# Tekst do przeczytania
· · ·

Start sezonu do zapomnienia. CCC przegrało już trzeci mecz

Materiały prasowe / Sebastian Stankiewicz / CCC Polkowice / Na zdjęciu: George Dikeoulakos, szkoleniowiec CCC Polkowice
Materiały prasowe / Sebastian Stankiewicz / CCC Polkowice / Na zdjęciu: George Dikeoulakos, szkoleniowiec CCC Polkowice

CCC Polkowice przegrało już trzeci mecz na starcie sezonu. W niedzielę lepsze od Pomarańczowych okazało się Artego Bydgoszcz, a trener George Dikeoulakos stracił jedną ze swoich najbardziej wartościowych koszykarek.

3 porażki w 4 pierwszych meczach sezonu 2017/2018 to z pewnością wynik nie taki, jakiego oczekuje się po drużynie firmowanej marką CCC. W Polkowicach zbudowano ekipę na złoto, ale początek jest trudny.

Najpierw wyczekiwanie na koszykarki z WNBA, teraz kontuzje. Podopieczne George'a Dikeoulakosa dotychczas mogą być zadowolone jedynie z awansu do fazy grupowej Euroligi.

W niedzielę Pomarańczowe przegrały hit BLK z bydgoskim Artego. Nie pomogła znakomita Bria Holmes czy skuteczna Elina Dikeoulakou. Przeszkodziła za to kontuzja.

- To nie jest żadna wymówka, jednak kontuzja Plaisance totalnie zdezorganizowała nam grę, a zaczęliśmy to spotkanie dokładnie tak, jak chcieliśmy - mówi grecki trener CCC.

· · ·

# Zadanie 1
Ile porażek poniosło CCC Polkowice w pierwszych czterech meczach sezonu 2017/2018 według tekstu o tej drużynie?

· · ·

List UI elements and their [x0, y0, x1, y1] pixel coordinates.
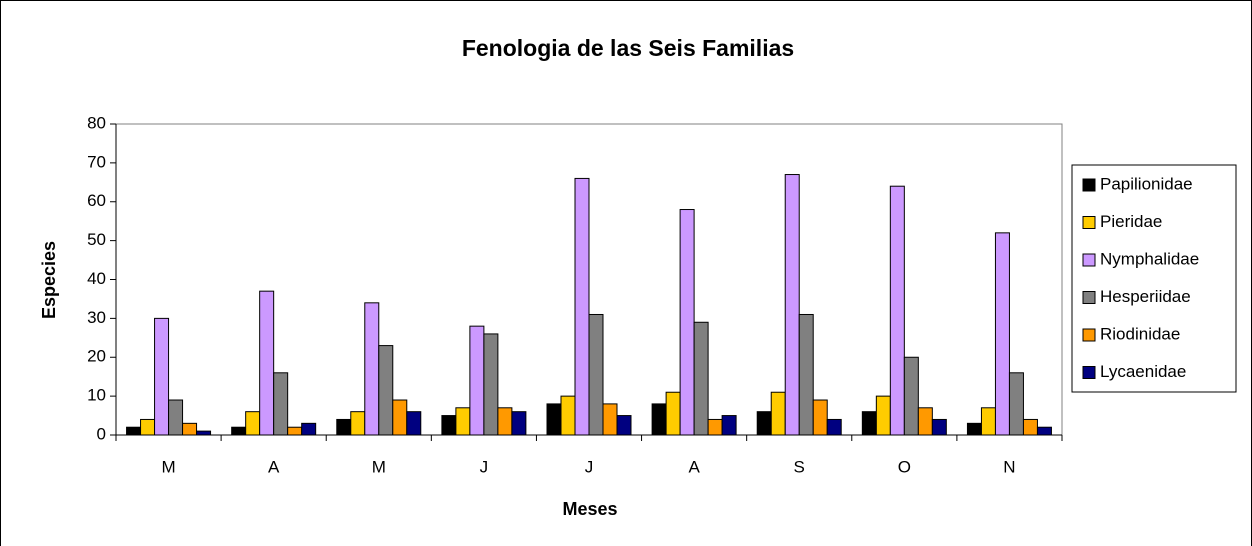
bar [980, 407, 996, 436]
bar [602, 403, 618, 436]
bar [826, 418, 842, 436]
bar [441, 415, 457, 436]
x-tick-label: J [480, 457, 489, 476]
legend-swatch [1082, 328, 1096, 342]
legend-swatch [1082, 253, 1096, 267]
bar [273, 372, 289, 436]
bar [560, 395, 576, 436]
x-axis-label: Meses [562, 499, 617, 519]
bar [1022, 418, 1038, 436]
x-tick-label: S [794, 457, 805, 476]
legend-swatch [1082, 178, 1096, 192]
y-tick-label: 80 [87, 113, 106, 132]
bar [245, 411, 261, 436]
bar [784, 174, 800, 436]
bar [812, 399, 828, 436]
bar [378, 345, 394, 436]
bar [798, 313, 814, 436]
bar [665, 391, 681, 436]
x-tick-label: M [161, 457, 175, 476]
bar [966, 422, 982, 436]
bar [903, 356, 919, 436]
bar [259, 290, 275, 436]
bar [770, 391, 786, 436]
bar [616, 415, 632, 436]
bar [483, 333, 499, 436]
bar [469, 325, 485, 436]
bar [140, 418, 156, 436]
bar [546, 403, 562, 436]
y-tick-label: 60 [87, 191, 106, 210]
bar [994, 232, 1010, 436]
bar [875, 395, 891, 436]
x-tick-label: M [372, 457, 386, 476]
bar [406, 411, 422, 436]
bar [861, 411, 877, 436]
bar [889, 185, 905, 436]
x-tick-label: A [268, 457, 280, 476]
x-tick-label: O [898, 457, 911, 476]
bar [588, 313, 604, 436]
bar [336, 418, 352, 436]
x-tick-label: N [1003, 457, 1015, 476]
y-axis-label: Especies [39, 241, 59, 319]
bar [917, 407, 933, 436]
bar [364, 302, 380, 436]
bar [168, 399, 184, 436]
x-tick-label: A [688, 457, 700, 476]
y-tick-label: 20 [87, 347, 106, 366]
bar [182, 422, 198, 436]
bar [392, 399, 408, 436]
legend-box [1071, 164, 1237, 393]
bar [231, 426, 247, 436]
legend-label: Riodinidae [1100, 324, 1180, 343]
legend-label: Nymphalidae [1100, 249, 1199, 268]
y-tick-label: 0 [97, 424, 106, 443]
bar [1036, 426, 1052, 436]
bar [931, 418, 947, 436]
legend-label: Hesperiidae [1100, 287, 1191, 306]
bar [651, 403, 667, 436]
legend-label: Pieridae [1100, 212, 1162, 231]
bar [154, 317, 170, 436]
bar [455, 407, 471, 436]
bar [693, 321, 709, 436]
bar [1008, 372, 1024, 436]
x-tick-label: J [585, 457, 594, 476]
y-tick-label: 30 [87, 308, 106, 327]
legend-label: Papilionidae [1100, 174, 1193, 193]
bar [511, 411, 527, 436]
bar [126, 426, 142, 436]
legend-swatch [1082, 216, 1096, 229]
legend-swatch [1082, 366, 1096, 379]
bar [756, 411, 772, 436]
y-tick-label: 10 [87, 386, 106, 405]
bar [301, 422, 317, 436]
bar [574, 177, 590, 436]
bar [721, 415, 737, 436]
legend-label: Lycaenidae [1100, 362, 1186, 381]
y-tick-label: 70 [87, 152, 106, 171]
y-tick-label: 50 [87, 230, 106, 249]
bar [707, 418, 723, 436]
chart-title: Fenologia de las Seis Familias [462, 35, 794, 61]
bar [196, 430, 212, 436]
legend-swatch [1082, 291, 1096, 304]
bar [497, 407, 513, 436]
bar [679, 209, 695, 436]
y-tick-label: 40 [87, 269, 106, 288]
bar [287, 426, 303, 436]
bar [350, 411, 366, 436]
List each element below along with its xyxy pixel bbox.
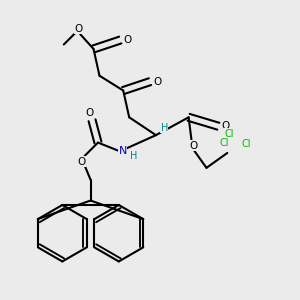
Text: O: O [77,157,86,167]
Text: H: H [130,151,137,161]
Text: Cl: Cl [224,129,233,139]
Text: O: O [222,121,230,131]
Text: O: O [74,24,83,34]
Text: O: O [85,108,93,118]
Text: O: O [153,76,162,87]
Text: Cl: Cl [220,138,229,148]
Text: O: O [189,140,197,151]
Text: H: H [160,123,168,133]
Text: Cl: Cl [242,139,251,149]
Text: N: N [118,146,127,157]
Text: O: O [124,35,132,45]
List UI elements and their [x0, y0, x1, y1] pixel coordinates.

· · ·

# Zadanie 2
Przepisz wiernie fragment zapisów od wiersza zawierającego "bar [980, 407, 996, 436]" do wiersza zawierającego "bar [756, 411, 772, 436]", łącznie z oboma tymi wierszami.

# Odpowiedź 1
Trzy porażki.

# Odpowiedź 2
bar [980, 407, 996, 436]
bar [602, 403, 618, 436]
bar [826, 418, 842, 436]
bar [441, 415, 457, 436]
x-tick-label: J [480, 457, 489, 476]
legend-swatch [1082, 328, 1096, 342]
legend-swatch [1082, 253, 1096, 267]
bar [273, 372, 289, 436]
bar [560, 395, 576, 436]
x-axis-label: Meses [562, 499, 617, 519]
bar [1022, 418, 1038, 436]
x-tick-label: S [794, 457, 805, 476]
legend-swatch [1082, 178, 1096, 192]
y-tick-label: 80 [87, 113, 106, 132]
bar [245, 411, 261, 436]
bar [784, 174, 800, 436]
bar [812, 399, 828, 436]
bar [378, 345, 394, 436]
bar [798, 313, 814, 436]
bar [665, 391, 681, 436]
x-tick-label: M [161, 457, 175, 476]
bar [966, 422, 982, 436]
bar [903, 356, 919, 436]
bar [259, 290, 275, 436]
bar [770, 391, 786, 436]
bar [616, 415, 632, 436]
bar [483, 333, 499, 436]
bar [469, 325, 485, 436]
bar [140, 418, 156, 436]
bar [546, 403, 562, 436]
y-tick-label: 60 [87, 191, 106, 210]
bar [994, 232, 1010, 436]
bar [875, 395, 891, 436]
x-tick-label: M [372, 457, 386, 476]
bar [406, 411, 422, 436]
bar [861, 411, 877, 436]
bar [889, 185, 905, 436]
x-tick-label: A [268, 457, 280, 476]
x-tick-label: O [898, 457, 911, 476]
bar [588, 313, 604, 436]
bar [336, 418, 352, 436]
x-tick-label: N [1003, 457, 1015, 476]
y-axis-label: Especies [39, 241, 59, 319]
bar [917, 407, 933, 436]
bar [364, 302, 380, 436]
bar [168, 399, 184, 436]
x-tick-label: A [688, 457, 700, 476]
y-tick-label: 20 [87, 347, 106, 366]
bar [182, 422, 198, 436]
bar [392, 399, 408, 436]
legend-box [1071, 164, 1237, 393]
bar [231, 426, 247, 436]
legend-label: Riodinidae [1100, 324, 1180, 343]
legend-label: Nymphalidae [1100, 249, 1199, 268]
y-tick-label: 0 [97, 424, 106, 443]
bar [1036, 426, 1052, 436]
bar [931, 418, 947, 436]
legend-label: Hesperiidae [1100, 287, 1191, 306]
bar [651, 403, 667, 436]
legend-label: Pieridae [1100, 212, 1162, 231]
bar [154, 317, 170, 436]
bar [455, 407, 471, 436]
bar [693, 321, 709, 436]
bar [1008, 372, 1024, 436]
x-tick-label: J [585, 457, 594, 476]
y-tick-label: 30 [87, 308, 106, 327]
legend-label: Papilionidae [1100, 174, 1193, 193]
bar [511, 411, 527, 436]
bar [126, 426, 142, 436]
legend-swatch [1082, 216, 1096, 229]
legend-swatch [1082, 366, 1096, 379]
bar [756, 411, 772, 436]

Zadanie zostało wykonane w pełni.